● Aim of the task: Retype the passage about the two dogs, Rufus and Scout, in full, keeping every word and punctuation mark unchanged.

— Start Document —

One dog forgets his size while the other requires an escort to the backyard.
Rufus and Scout. Amplifiers of chaos. Two extra children to raise.
When all hell breaks loose, Rufus and Scout are the first to get the boot.
“Scout! Kennel! Go!”
He’s too swift to spank; I tap him on the butt with the toe of my tennis shoe. He runs in the opposite direction. Hides under the dining room table. Freezes in the shadows until I finally get close enough to scoop him up and just carry him to his kennel.
He’s gone in a flash.
I give up.
“Fine,” I say. “Stay out. Whatever.” You’re small enough to not frighten anyone, though your yap is obnoxious.
Rufus at my feet – and legs and hips – turns in the hallway like a yellow school bus stuck on a one-lane country road. “Rufus, move!”
When he, like a horse at the stall door, is on the other side of the baby gate, I can finally open the door to greet whomever. Or entertain guests without “the boys” underfoot. Or play with Abigail and Izaak without snouts in our faces or gobs of dog hair rolling across the hardwood.

— End Document —
— Start Stored rows —

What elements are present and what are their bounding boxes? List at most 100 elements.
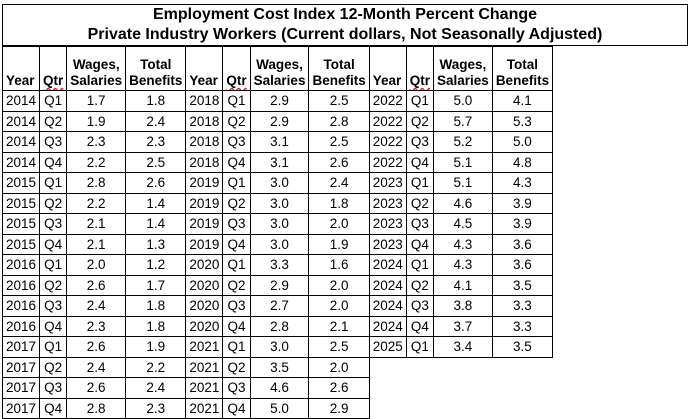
wages-salaries-cell[interactable]: 1.9 (66, 110, 127, 132)
header-year[interactable]: Year (1, 46, 41, 91)
wages-salaries-cell[interactable]: 2.1 (66, 213, 127, 235)
year-cell[interactable]: 2020 (185, 295, 224, 317)
header-qtr[interactable]: Qtr (39, 46, 68, 91)
year-cell[interactable]: 2019 (185, 233, 224, 255)
year-cell[interactable]: 2020 (185, 315, 224, 337)
quarter-cell[interactable]: Q1 (39, 172, 68, 194)
wages-salaries-cell[interactable]: 2.8 (66, 172, 127, 194)
quarter-cell[interactable]: Q2 (39, 274, 68, 296)
quarter-cell[interactable]: Q4 (222, 233, 251, 255)
wages-salaries-cell[interactable]: 2.7 (249, 295, 310, 317)
wages-salaries-cell[interactable]: 2.4 (66, 356, 127, 378)
year-cell[interactable]: 2025 (368, 336, 407, 358)
total-benefits-cell[interactable]: 1.8 (308, 192, 370, 214)
total-benefits-cell[interactable]: 1.9 (125, 336, 187, 358)
quarter-cell[interactable]: Q3 (222, 131, 251, 153)
year-cell[interactable]: 2022 (368, 110, 407, 132)
wages-salaries-cell[interactable]: 2.2 (66, 192, 127, 214)
total-benefits-cell[interactable]: 1.8 (125, 90, 187, 112)
total-benefits-cell[interactable]: 4.1 (491, 90, 554, 112)
wages-salaries-cell[interactable]: 2.3 (66, 315, 127, 337)
year-cell[interactable]: 2014 (1, 90, 41, 112)
quarter-cell[interactable]: Q4 (405, 233, 435, 255)
header-wages-salaries[interactable]: Wages, Salaries (249, 46, 310, 91)
wages-salaries-cell[interactable]: 2.9 (249, 110, 310, 132)
quarter-cell[interactable]: Q3 (39, 213, 68, 235)
year-cell[interactable]: 2016 (1, 295, 41, 317)
wages-salaries-cell[interactable]: 2.6 (66, 336, 127, 358)
wages-salaries-cell[interactable]: 4.5 (433, 213, 493, 235)
year-cell[interactable]: 2024 (368, 274, 407, 296)
wages-salaries-cell[interactable]: 2.8 (66, 397, 127, 419)
total-benefits-cell[interactable]: 2.5 (308, 131, 370, 153)
wages-salaries-cell[interactable]: 4.3 (433, 233, 493, 255)
quarter-cell[interactable]: Q3 (222, 377, 251, 399)
total-benefits-cell[interactable]: 2.2 (125, 356, 187, 378)
total-benefits-cell[interactable]: 3.9 (491, 192, 554, 214)
year-cell[interactable]: 2016 (1, 315, 41, 337)
total-benefits-cell[interactable]: 4.3 (491, 172, 554, 194)
total-benefits-cell[interactable]: 2.5 (125, 151, 187, 173)
quarter-cell[interactable]: Q3 (39, 295, 68, 317)
total-benefits-cell[interactable]: 3.3 (491, 295, 554, 317)
wages-salaries-cell[interactable]: 4.6 (433, 192, 493, 214)
wages-salaries-cell[interactable]: 5.1 (433, 172, 493, 194)
wages-salaries-cell[interactable]: 5.1 (433, 151, 493, 173)
year-cell[interactable]: 2014 (1, 131, 41, 153)
wages-salaries-cell[interactable]: 2.1 (66, 233, 127, 255)
quarter-cell[interactable]: Q2 (405, 274, 435, 296)
quarter-cell[interactable]: Q1 (39, 336, 68, 358)
header-total-benefits[interactable]: Total Benefits (308, 46, 370, 91)
quarter-cell[interactable]: Q1 (405, 336, 435, 358)
quarter-cell[interactable]: Q3 (39, 377, 68, 399)
year-cell[interactable]: 2023 (368, 213, 407, 235)
wages-salaries-cell[interactable]: 2.6 (66, 274, 127, 296)
total-benefits-cell[interactable]: 2.0 (308, 356, 370, 378)
quarter-cell[interactable]: Q1 (39, 254, 68, 276)
wages-salaries-cell[interactable]: 3.0 (249, 172, 310, 194)
header-qtr[interactable]: Qtr (405, 46, 435, 91)
wages-salaries-cell[interactable]: 3.5 (249, 356, 310, 378)
quarter-cell[interactable]: Q2 (222, 274, 251, 296)
year-cell[interactable]: 2023 (368, 233, 407, 255)
year-cell[interactable]: 2020 (185, 274, 224, 296)
wages-salaries-cell[interactable]: 4.1 (433, 274, 493, 296)
quarter-cell[interactable]: Q4 (405, 315, 435, 337)
wages-salaries-cell[interactable]: 3.0 (249, 233, 310, 255)
total-benefits-cell[interactable]: 2.3 (125, 397, 187, 419)
year-cell[interactable]: 2022 (368, 151, 407, 173)
total-benefits-cell[interactable]: 2.1 (308, 315, 370, 337)
total-benefits-cell[interactable]: 4.8 (491, 151, 554, 173)
header-total-benefits[interactable]: Total Benefits (491, 46, 554, 91)
wages-salaries-cell[interactable]: 4.6 (249, 377, 310, 399)
year-cell[interactable]: 2021 (185, 356, 224, 378)
quarter-cell[interactable]: Q2 (39, 356, 68, 378)
total-benefits-cell[interactable]: 1.4 (125, 192, 187, 214)
year-cell[interactable]: 2018 (185, 131, 224, 153)
wages-salaries-cell[interactable]: 2.9 (249, 274, 310, 296)
wages-salaries-cell[interactable]: 3.7 (433, 315, 493, 337)
quarter-cell[interactable]: Q2 (39, 192, 68, 214)
total-benefits-cell[interactable]: 2.4 (125, 110, 187, 132)
year-cell[interactable]: 2016 (1, 254, 41, 276)
quarter-cell[interactable]: Q1 (222, 254, 251, 276)
quarter-cell[interactable]: Q1 (222, 172, 251, 194)
header-qtr[interactable]: Qtr (222, 46, 251, 91)
quarter-cell[interactable]: Q2 (222, 356, 251, 378)
total-benefits-cell[interactable]: 2.0 (308, 274, 370, 296)
total-benefits-cell[interactable]: 2.5 (308, 336, 370, 358)
quarter-cell[interactable]: Q1 (405, 254, 435, 276)
total-benefits-cell[interactable]: 3.3 (491, 315, 554, 337)
quarter-cell[interactable]: Q2 (405, 192, 435, 214)
header-year[interactable]: Year (185, 46, 224, 91)
quarter-cell[interactable]: Q4 (39, 233, 68, 255)
quarter-cell[interactable]: Q4 (405, 151, 435, 173)
quarter-cell[interactable]: Q1 (39, 90, 68, 112)
quarter-cell[interactable]: Q3 (39, 131, 68, 153)
wages-salaries-cell[interactable]: 2.8 (249, 315, 310, 337)
year-cell[interactable]: 2022 (368, 90, 407, 112)
total-benefits-cell[interactable]: 2.5 (308, 90, 370, 112)
year-cell[interactable]: 2022 (368, 131, 407, 153)
year-cell[interactable]: 2017 (1, 377, 41, 399)
quarter-cell[interactable]: Q2 (222, 110, 251, 132)
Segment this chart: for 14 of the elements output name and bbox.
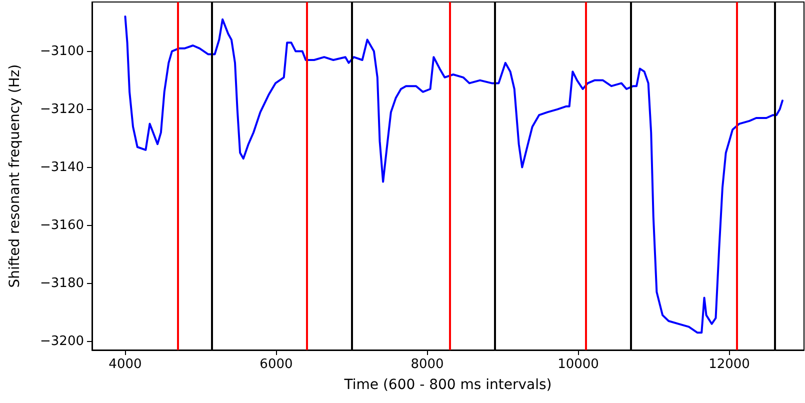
y-tick-label: −3180: [40, 276, 84, 291]
x-axis-title: Time (600 - 800 ms intervals): [343, 377, 552, 393]
y-tick-label: −3160: [40, 218, 84, 233]
y-tick-label: −3200: [40, 334, 84, 349]
x-tick-label: 6000: [260, 357, 293, 372]
y-axis-title: Shifted resonant frequency (Hz): [7, 64, 23, 288]
y-tick-label: −3140: [40, 160, 84, 175]
x-tick-label: 10000: [558, 357, 599, 372]
x-tick-label: 12000: [708, 357, 750, 372]
line-series: [124, 16, 784, 334]
y-tick-label: −3100: [40, 44, 84, 59]
y-tick-label: −3120: [40, 102, 84, 117]
x-tick-label: 4000: [108, 357, 142, 372]
x-tick-label: 8000: [410, 357, 444, 372]
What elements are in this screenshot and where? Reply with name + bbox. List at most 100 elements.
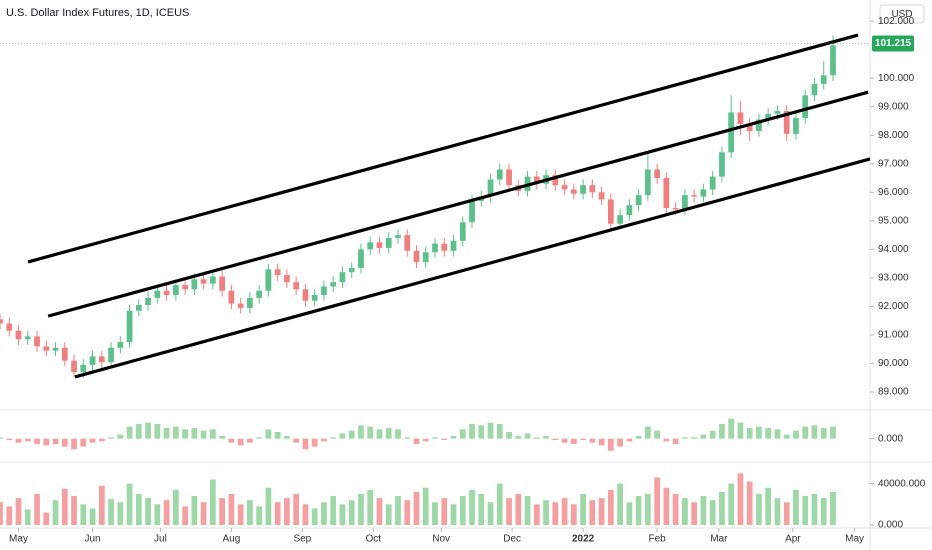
candle-body (830, 45, 836, 76)
volume-bar (348, 500, 355, 525)
candle-body (200, 279, 207, 284)
candle-body (820, 75, 827, 84)
volume-bar (654, 477, 660, 525)
y-tick-label: 40000.000 (878, 478, 926, 489)
volume-bar (811, 493, 818, 525)
candle-body (645, 169, 651, 196)
candle-body (191, 279, 198, 290)
candle-body (404, 235, 411, 251)
oscillator-bar (515, 436, 522, 439)
candle-body (126, 310, 133, 343)
volume-bar (237, 504, 244, 525)
candle-body (52, 347, 59, 351)
candle-body (228, 290, 235, 304)
candle-body (274, 269, 281, 276)
volume-bar (15, 498, 22, 525)
candle-body (367, 242, 374, 250)
oscillator-bar (793, 430, 799, 439)
y-tick-label: 97.000 (878, 158, 909, 169)
volume-bar (126, 483, 133, 525)
candle-body (321, 286, 327, 296)
volume-bar (645, 493, 651, 525)
oscillator-bar (89, 438, 96, 443)
volume-bar (570, 504, 577, 525)
volume-bar (182, 506, 188, 525)
candle-body (793, 118, 799, 134)
candle-body (376, 242, 383, 248)
candle-body (98, 356, 105, 363)
candle-body (43, 346, 50, 351)
candle-body (672, 207, 679, 210)
candle-body (108, 347, 114, 363)
x-tick-label: Dec (503, 534, 521, 545)
volume-bar (321, 502, 327, 525)
volume-bar (200, 502, 207, 525)
candle-body (441, 243, 448, 251)
oscillator-bar (219, 436, 225, 439)
volume-bar (191, 496, 198, 525)
volume-bar (728, 483, 735, 525)
volume-bar (506, 498, 512, 525)
volume-bar (52, 500, 59, 525)
candle-body (589, 185, 596, 193)
oscillator-bar (117, 434, 124, 439)
candle-body (533, 176, 540, 184)
volume-bar (98, 485, 105, 525)
oscillator-bar (691, 437, 698, 439)
volume-bar (395, 496, 401, 525)
y-tick-label: 91.000 (878, 330, 909, 341)
candle-body (71, 360, 77, 373)
volume-bar (413, 491, 420, 525)
candle-body (432, 243, 438, 253)
candle-body (561, 185, 568, 190)
candle-body (358, 249, 364, 268)
oscillator-bar (413, 438, 420, 444)
volume-bar (108, 499, 114, 525)
oscillator-bar (756, 426, 762, 439)
candle-body (598, 192, 605, 200)
oscillator-bar (172, 426, 179, 439)
volume-bar (496, 483, 503, 525)
candle-body (80, 364, 87, 373)
x-tick-label: Oct (366, 534, 382, 545)
volume-bar (543, 500, 549, 525)
oscillator-bar (228, 438, 235, 443)
volume-bar (367, 489, 374, 525)
candle-body (469, 200, 475, 223)
oscillator-bar (135, 424, 142, 439)
oscillator-bar (311, 438, 318, 447)
volume-bar (469, 489, 475, 525)
oscillator-bar (672, 438, 679, 444)
candle-body (552, 175, 559, 186)
candle-body (330, 282, 337, 287)
oscillator-bar (459, 429, 466, 439)
candle-body (265, 269, 272, 291)
oscillator-bar (145, 422, 151, 439)
x-tick-label: Mar (710, 534, 728, 545)
oscillator-bar (598, 438, 605, 446)
oscillator-bar (682, 437, 688, 439)
oscillator-bar (293, 438, 300, 443)
oscillator-bar (43, 438, 50, 446)
y-tick-label: 89.000 (878, 387, 909, 398)
y-tick-label: 102.000 (878, 16, 915, 27)
candle-body (6, 323, 13, 331)
currency-button[interactable] (879, 4, 925, 24)
volume-bar (135, 493, 142, 525)
volume-bar (589, 500, 596, 525)
currency-label[interactable]: USD (891, 9, 912, 20)
x-tick-label: May (9, 534, 28, 545)
candle-body (450, 240, 457, 251)
candle-body (709, 176, 716, 190)
oscillator-bar (589, 438, 596, 443)
volume-bar (524, 496, 531, 525)
candle-body (506, 169, 512, 186)
volume-bar (691, 502, 698, 525)
oscillator-bar (71, 438, 77, 450)
volume-bar (700, 496, 707, 525)
oscillator-bar (163, 428, 170, 439)
volume-bar (432, 502, 438, 525)
oscillator-bar (422, 438, 429, 442)
candle-body (617, 215, 623, 224)
chart-title: U.S. Dollar Index Futures, 1D, ICEUS (6, 7, 189, 19)
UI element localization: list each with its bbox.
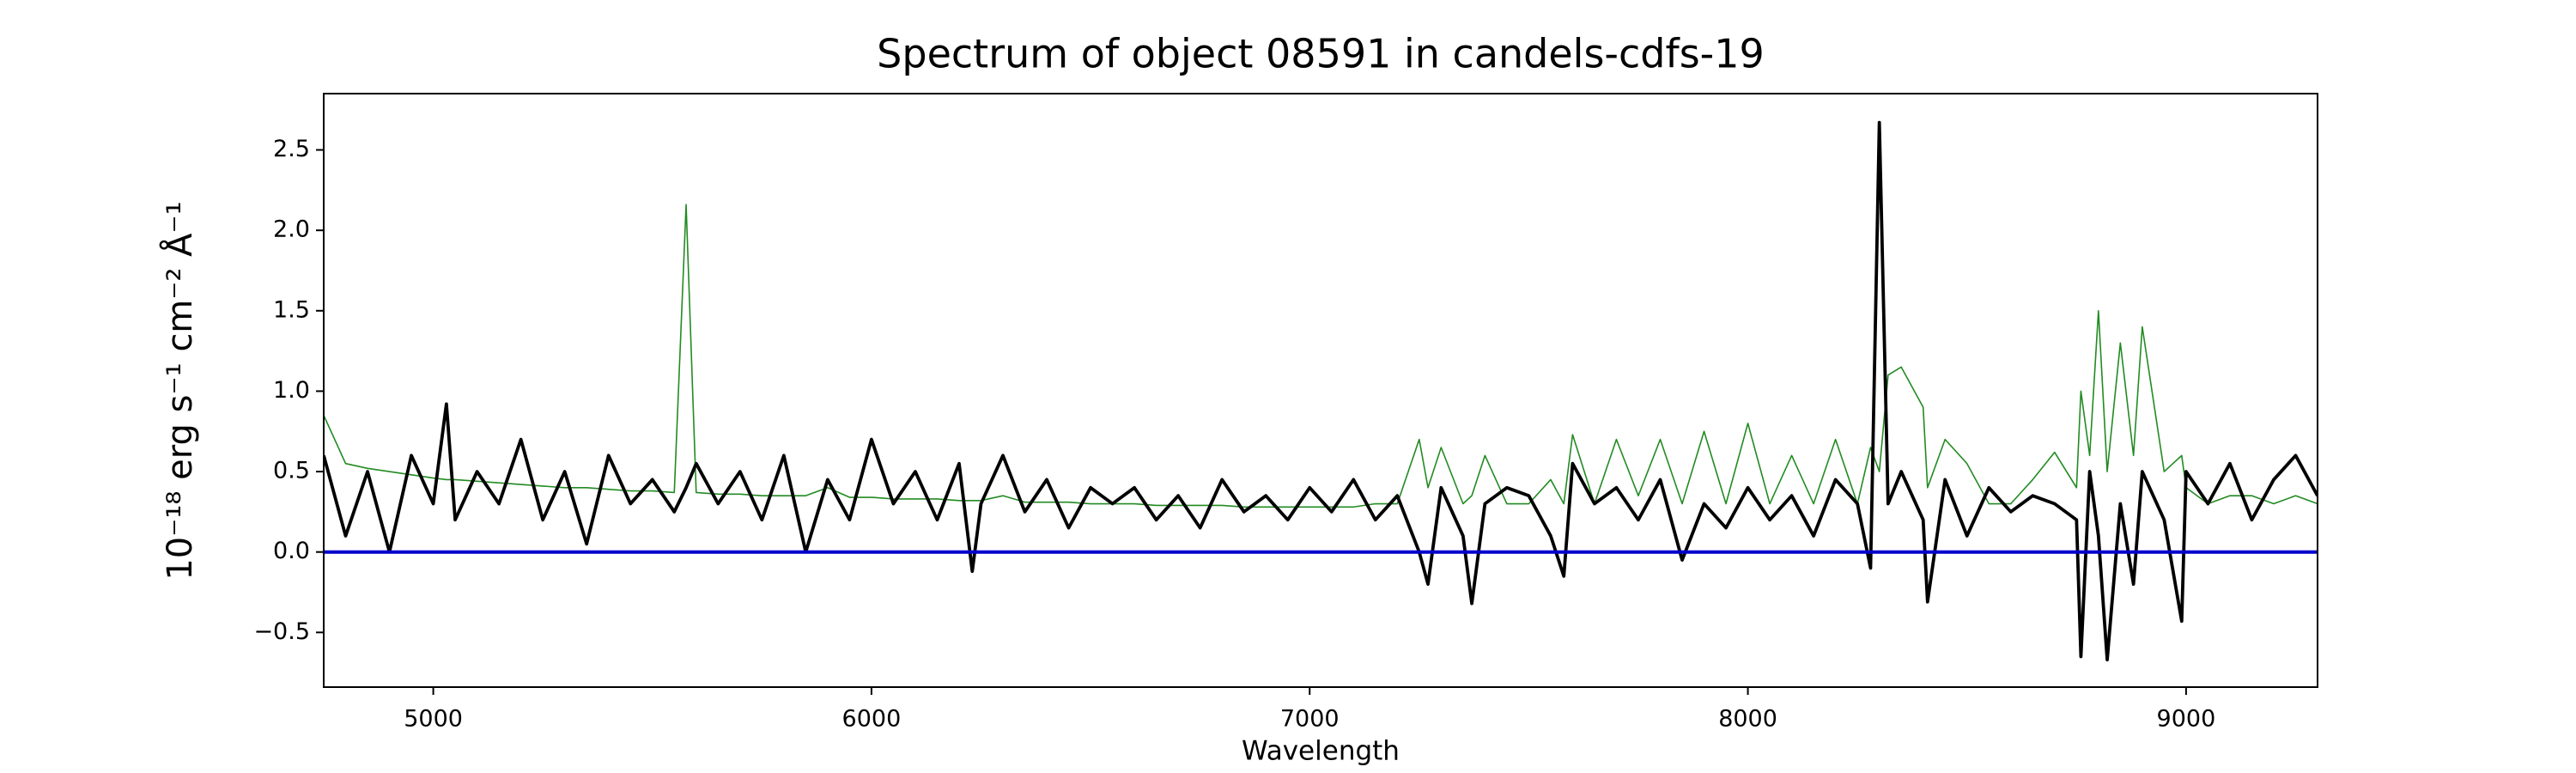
x-tick-label: 6000 bbox=[842, 706, 902, 733]
x-tick-label: 7000 bbox=[1280, 706, 1340, 733]
spectrum-line bbox=[324, 204, 2318, 508]
y-tick-label: 2.5 bbox=[273, 136, 310, 162]
x-tick-label: 9000 bbox=[2157, 706, 2216, 733]
y-axis-label: 10⁻¹⁸ erg s⁻¹ cm⁻² Å⁻¹ bbox=[159, 201, 200, 580]
y-tick-label: 2.0 bbox=[273, 216, 310, 243]
spectrum-line bbox=[324, 120, 2318, 662]
plot-frame bbox=[323, 93, 2318, 688]
x-tick-label: 8000 bbox=[1718, 706, 1777, 733]
y-tick-label: 0.5 bbox=[273, 458, 310, 484]
y-tick-label: 1.0 bbox=[273, 377, 310, 404]
x-axis-label: Wavelength bbox=[1242, 736, 1400, 767]
x-tick-label: 5000 bbox=[404, 706, 463, 733]
chart-title: Spectrum of object 08591 in candels-cdfs… bbox=[877, 31, 1765, 77]
y-tick-label: 1.5 bbox=[273, 296, 310, 323]
y-tick-label: 0.0 bbox=[273, 538, 310, 564]
y-tick-label: −0.5 bbox=[253, 618, 310, 645]
plot-area bbox=[324, 120, 2318, 662]
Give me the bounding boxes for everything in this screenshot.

— End Stored rows —

● Output:
One dog forgets his size while the other requires an escort to the backyard.
Rufus and Scout. Amplifiers of chaos. Two extra children to raise.
When all hell breaks loose, Rufus and Scout are the first to get the boot.
“Scout! Kennel! Go!”
He’s too swift to spank; I tap him on the butt with the toe of my tennis shoe. He runs in the opposite direction. Hides under the dining room table. Freezes in the shadows until I finally get close enough to scoop him up and just carry him to his kennel.
He’s gone in a flash.
I give up.
“Fine,” I say. “Stay out. Whatever.” You’re small enough to not frighten anyone, though your yap is obnoxious.
Rufus at my feet – and legs and hips – turns in the hallway like a yellow school bus stuck on a one-lane country road. “Rufus, move!”
When he, like a horse at the stall door, is on the other side of the baby gate, I can finally open the door to greet whomever. Or entertain guests without “the boys” underfoot. Or play with Abigail and Izaak without snouts in our faces or gobs of dog hair rolling across the hardwood.